Aim: Copy out all the lines where "content" shows up.

(A block of data)
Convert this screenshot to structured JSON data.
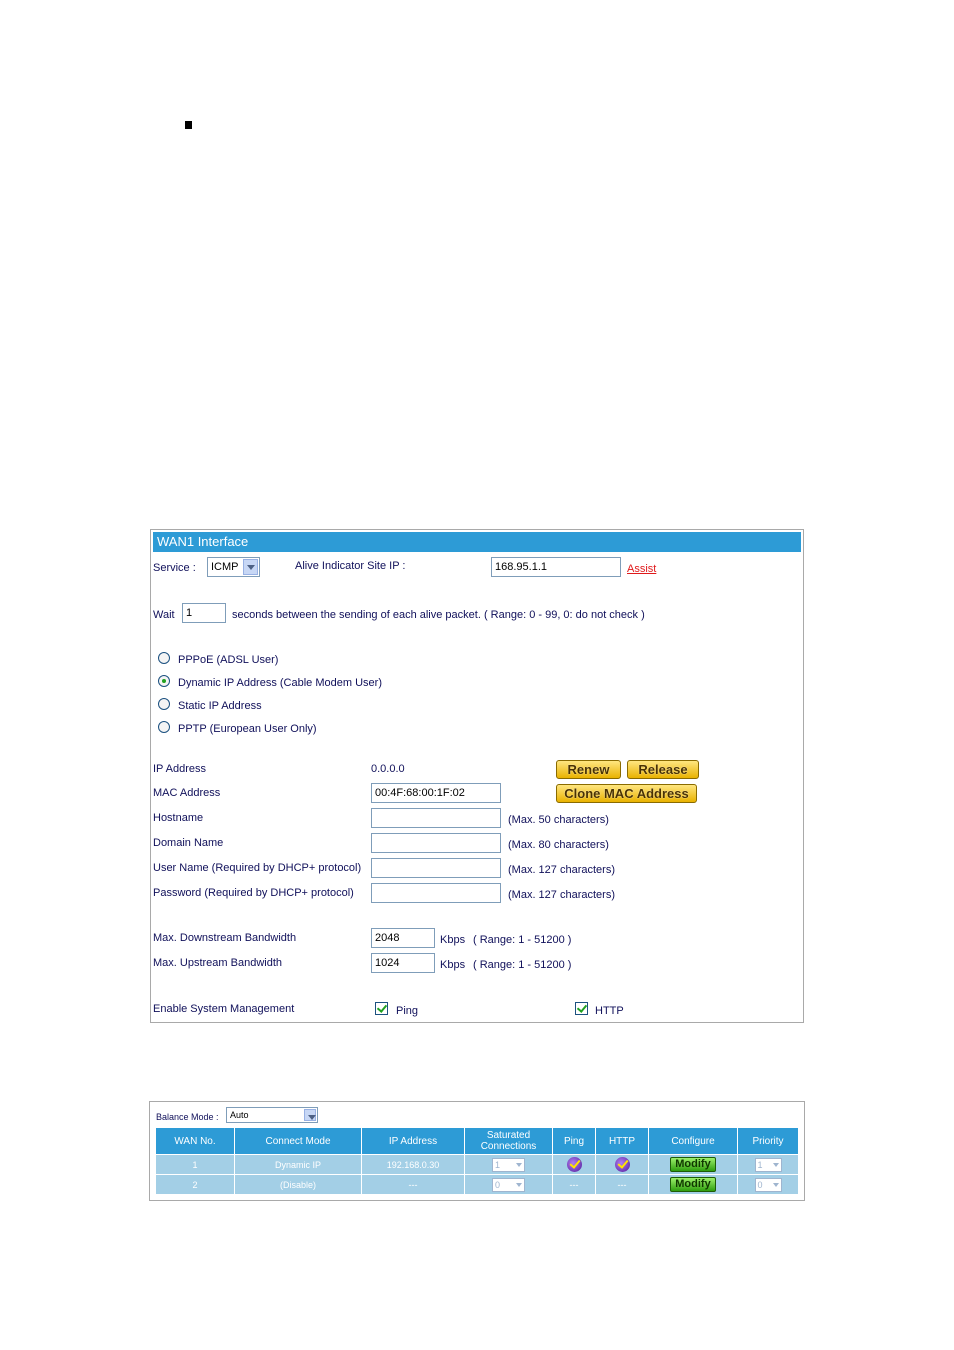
{
  "wan1": {
    "title": "WAN1 Interface",
    "service_label": "Service :",
    "service_value": "ICMP",
    "alive_label": "Alive Indicator Site IP :",
    "alive_value": "168.95.1.1",
    "assist_link": "Assist",
    "wait_label": "Wait",
    "wait_value": "1",
    "wait_suffix": "seconds between the sending of each alive packet. ( Range: 0 - 99, 0: do not check )",
    "modes": [
      {
        "label": "PPPoE (ADSL User)",
        "selected": false
      },
      {
        "label": "Dynamic IP Address (Cable Modem User)",
        "selected": true
      },
      {
        "label": "Static IP Address",
        "selected": false
      },
      {
        "label": "PPTP (European User Only)",
        "selected": false
      }
    ],
    "ip_label": "IP Address",
    "ip_value": "0.0.0.0",
    "renew_button": "Renew",
    "release_button": "Release",
    "mac_label": "MAC Address",
    "mac_value": "00:4F:68:00:1F:02",
    "clone_button": "Clone MAC Address",
    "hostname_label": "Hostname",
    "hostname_hint": "(Max. 50 characters)",
    "domain_label": "Domain Name",
    "domain_hint": "(Max. 80 characters)",
    "username_label": "User Name (Required by DHCP+ protocol)",
    "username_hint": "(Max. 127 characters)",
    "password_label": "Password (Required by DHCP+ protocol)",
    "password_hint": "(Max. 127 characters)",
    "down_label": "Max. Downstream Bandwidth",
    "down_value": "2048",
    "down_unit": "Kbps",
    "down_range": "( Range: 1 - 51200 )",
    "up_label": "Max. Upstream Bandwidth",
    "up_value": "1024",
    "up_unit": "Kbps",
    "up_range": "( Range: 1 - 51200 )",
    "mgmt_label": "Enable System Management",
    "ping_label": "Ping",
    "ping_checked": true,
    "http_label": "HTTP",
    "http_checked": true
  },
  "balance": {
    "mode_label": "Balance Mode :",
    "mode_value": "Auto",
    "headers": [
      "WAN No.",
      "Connect Mode",
      "IP Address",
      "Saturated Connections",
      "Ping",
      "HTTP",
      "Configure",
      "Priority"
    ],
    "rows": [
      {
        "wan": "1",
        "mode": "Dynamic IP",
        "ip": "192.168.0.30",
        "saturated": "1",
        "ping": "icon",
        "http": "icon",
        "configure": "Modify",
        "priority": "1"
      },
      {
        "wan": "2",
        "mode": "(Disable)",
        "ip": "---",
        "saturated": "0",
        "ping": "---",
        "http": "---",
        "configure": "Modify",
        "priority": "0"
      }
    ]
  },
  "colors": {
    "header_blue": "#2d9bd6",
    "row_blue": "#a3cfe6",
    "assist_red": "#e0191b"
  }
}
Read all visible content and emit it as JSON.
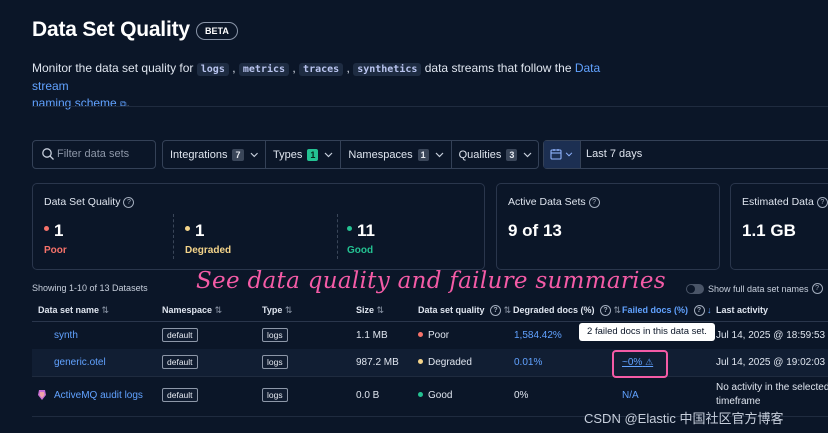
{
  "page": {
    "title": "Data Set Quality",
    "badge": "BETA",
    "desc_prefix": "Monitor the data set quality for",
    "streams": [
      "logs",
      "metrics",
      "traces",
      "synthetics"
    ],
    "desc_mid": "data streams that follow the",
    "desc_link_1": "Data stream",
    "desc_link_2": "naming scheme",
    "desc_end": "."
  },
  "filters": {
    "search_placeholder": "Filter data sets",
    "integrations": {
      "label": "Integrations",
      "count": "7"
    },
    "types": {
      "label": "Types",
      "count": "1"
    },
    "namespaces": {
      "label": "Namespaces",
      "count": "1"
    },
    "qualities": {
      "label": "Qualities",
      "count": "3"
    },
    "date_range": "Last 7 days"
  },
  "summary": {
    "quality_title": "Data Set Quality",
    "poor": {
      "value": "1",
      "label": "Poor",
      "color": "#f6726a"
    },
    "degraded": {
      "value": "1",
      "label": "Degraded",
      "color": "#f4d48a"
    },
    "good": {
      "value": "11",
      "label": "Good",
      "color": "#24c292"
    },
    "active_title": "Active Data Sets",
    "active_value": "9 of 13",
    "estimated_title": "Estimated Data",
    "estimated_value": "1.1 GB"
  },
  "table": {
    "showing": "Showing 1-10 of 13 Datasets",
    "show_full_names": "Show full data set names",
    "headers": {
      "name": "Data set name",
      "namespace": "Namespace",
      "type": "Type",
      "size": "Size",
      "quality": "Data set quality",
      "degraded": "Degraded docs (%)",
      "failed": "Failed docs (%)",
      "last_activity": "Last activity"
    },
    "rows": [
      {
        "name": "synth",
        "namespace": "default",
        "type": "logs",
        "size": "1.1 MB",
        "quality": "Poor",
        "quality_color": "#f6726a",
        "degraded": "1,584.42%",
        "failed": "",
        "last_activity": "Jul 14, 2025 @ 18:59:53"
      },
      {
        "name": "generic.otel",
        "namespace": "default",
        "type": "logs",
        "size": "987.2 MB",
        "quality": "Degraded",
        "quality_color": "#f4d48a",
        "degraded": "0.01%",
        "failed": "~0%",
        "last_activity": "Jul 14, 2025 @ 19:02:03"
      },
      {
        "name": "ActiveMQ audit logs",
        "namespace": "default",
        "type": "logs",
        "size": "0.0 B",
        "quality": "Good",
        "quality_color": "#24c292",
        "degraded": "0%",
        "failed": "N/A",
        "last_activity": "No activity in the selected",
        "last_activity_2": "timeframe"
      }
    ]
  },
  "tooltip": "2 failed docs in this data set.",
  "overlay_caption": "See data quality and failure summaries",
  "watermark": "CSDN @Elastic 中国社区官方博客"
}
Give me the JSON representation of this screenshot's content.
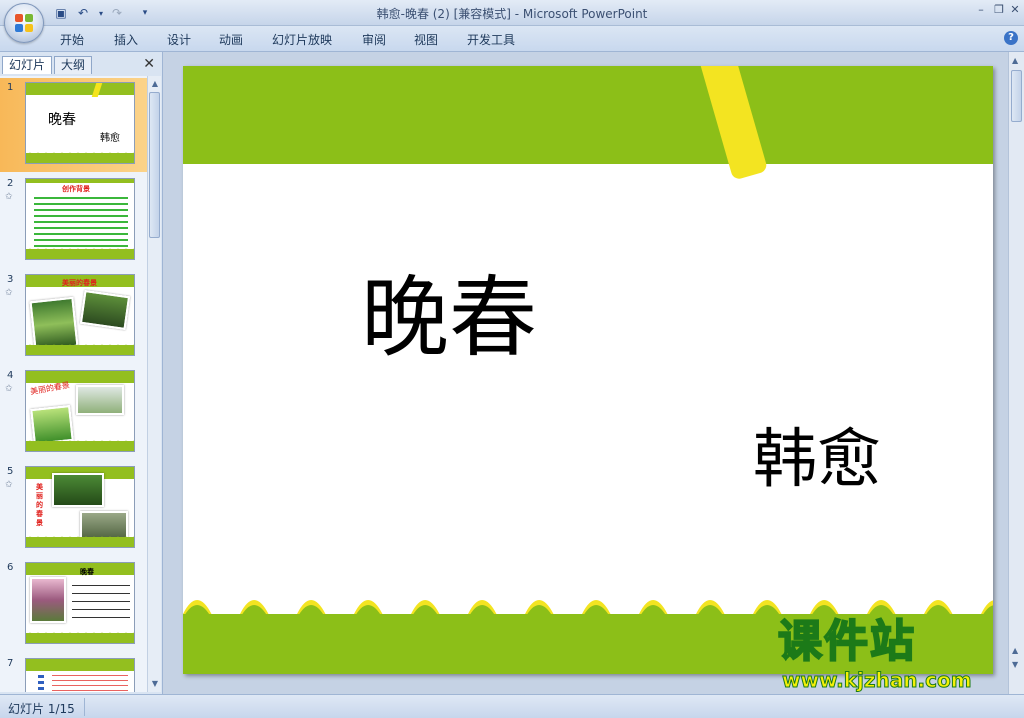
{
  "window": {
    "title": "韩愈-晚春 (2) [兼容模式] - Microsoft PowerPoint"
  },
  "ribbon": {
    "tabs": [
      "开始",
      "插入",
      "设计",
      "动画",
      "幻灯片放映",
      "审阅",
      "视图",
      "开发工具"
    ]
  },
  "pane": {
    "tab_slides": "幻灯片",
    "tab_outline": "大纲",
    "thumbnails": [
      {
        "num": "1",
        "title": "晚春",
        "subtitle": "韩愈"
      },
      {
        "num": "2",
        "title": "创作背景"
      },
      {
        "num": "3",
        "title": "美丽的春景"
      },
      {
        "num": "4",
        "title": "美丽的春景"
      },
      {
        "num": "5",
        "title": "美丽的春景"
      },
      {
        "num": "6",
        "title": "晚春"
      },
      {
        "num": "7",
        "title": ""
      }
    ]
  },
  "slide": {
    "title": "晚春",
    "subtitle": "韩愈"
  },
  "watermark": {
    "brand": "课件站",
    "url": "www.kjzhan.com"
  },
  "status": {
    "slide_indicator": "幻灯片 1/15"
  },
  "colors": {
    "slide_green": "#8cbf18",
    "slide_yellow": "#f3e421",
    "selection_orange": "#f8b858"
  }
}
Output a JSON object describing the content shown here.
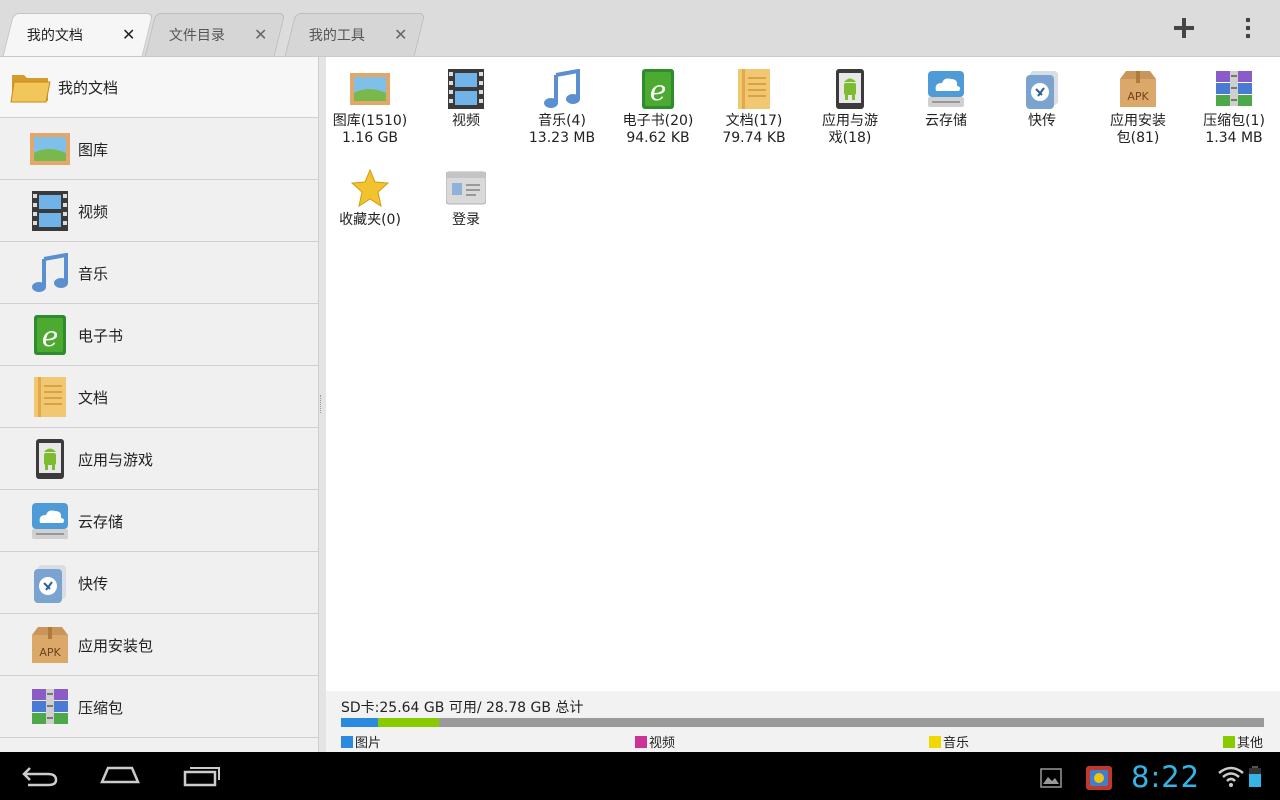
{
  "tabs": [
    {
      "label": "我的文档",
      "active": true
    },
    {
      "label": "文件目录",
      "active": false
    },
    {
      "label": "我的工具",
      "active": false
    }
  ],
  "actions": {
    "add_icon": "plus-icon",
    "menu_icon": "overflow-menu-icon"
  },
  "sidebar": {
    "header": "我的文档",
    "items": [
      {
        "label": "图库",
        "icon": "gallery-icon"
      },
      {
        "label": "视频",
        "icon": "video-icon"
      },
      {
        "label": "音乐",
        "icon": "music-icon"
      },
      {
        "label": "电子书",
        "icon": "ebook-icon"
      },
      {
        "label": "文档",
        "icon": "document-icon"
      },
      {
        "label": "应用与游戏",
        "icon": "app-icon"
      },
      {
        "label": "云存储",
        "icon": "cloud-icon"
      },
      {
        "label": "快传",
        "icon": "quick-transfer-icon"
      },
      {
        "label": "应用安装包",
        "icon": "apk-icon"
      },
      {
        "label": "压缩包",
        "icon": "archive-icon"
      }
    ]
  },
  "grid": [
    {
      "line1": "图库(1510)",
      "line2": "1.16 GB",
      "icon": "gallery-icon"
    },
    {
      "line1": "视频",
      "line2": "",
      "icon": "video-icon"
    },
    {
      "line1": "音乐(4)",
      "line2": "13.23 MB",
      "icon": "music-icon"
    },
    {
      "line1": "电子书(20)",
      "line2": "94.62 KB",
      "icon": "ebook-icon"
    },
    {
      "line1": "文档(17)",
      "line2": "79.74 KB",
      "icon": "document-icon"
    },
    {
      "line1": "应用与游",
      "line2": "戏(18)",
      "icon": "app-icon"
    },
    {
      "line1": "云存储",
      "line2": "",
      "icon": "cloud-icon"
    },
    {
      "line1": "快传",
      "line2": "",
      "icon": "quick-transfer-icon"
    },
    {
      "line1": "应用安装",
      "line2": "包(81)",
      "icon": "apk-icon"
    },
    {
      "line1": "压缩包(1)",
      "line2": "1.34 MB",
      "icon": "archive-icon"
    },
    {
      "line1": "收藏夹(0)",
      "line2": "",
      "icon": "favorites-icon"
    },
    {
      "line1": "登录",
      "line2": "",
      "icon": "login-icon"
    }
  ],
  "storage": {
    "text": "SD卡:25.64 GB 可用/ 28.78 GB 总计",
    "segments": [
      {
        "name": "图片",
        "fraction": 0.04,
        "color": "#2a8ae0"
      },
      {
        "name": "视频",
        "fraction": 0.0,
        "color": "#cc3399"
      },
      {
        "name": "音乐",
        "fraction": 0.0,
        "color": "#f0d800"
      },
      {
        "name": "其他",
        "fraction": 0.066,
        "color": "#88cc00"
      }
    ],
    "legend": [
      {
        "label": "图片",
        "color": "#2a8ae0"
      },
      {
        "label": "视频",
        "color": "#cc3399"
      },
      {
        "label": "音乐",
        "color": "#f0d800"
      },
      {
        "label": "其他",
        "color": "#88cc00"
      }
    ]
  },
  "statusbar": {
    "time": "8:22"
  }
}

Final result:
Read all visible content and emit it as JSON.
Give me the JSON representation of this screenshot's content.
Output a JSON object describing the content shown here.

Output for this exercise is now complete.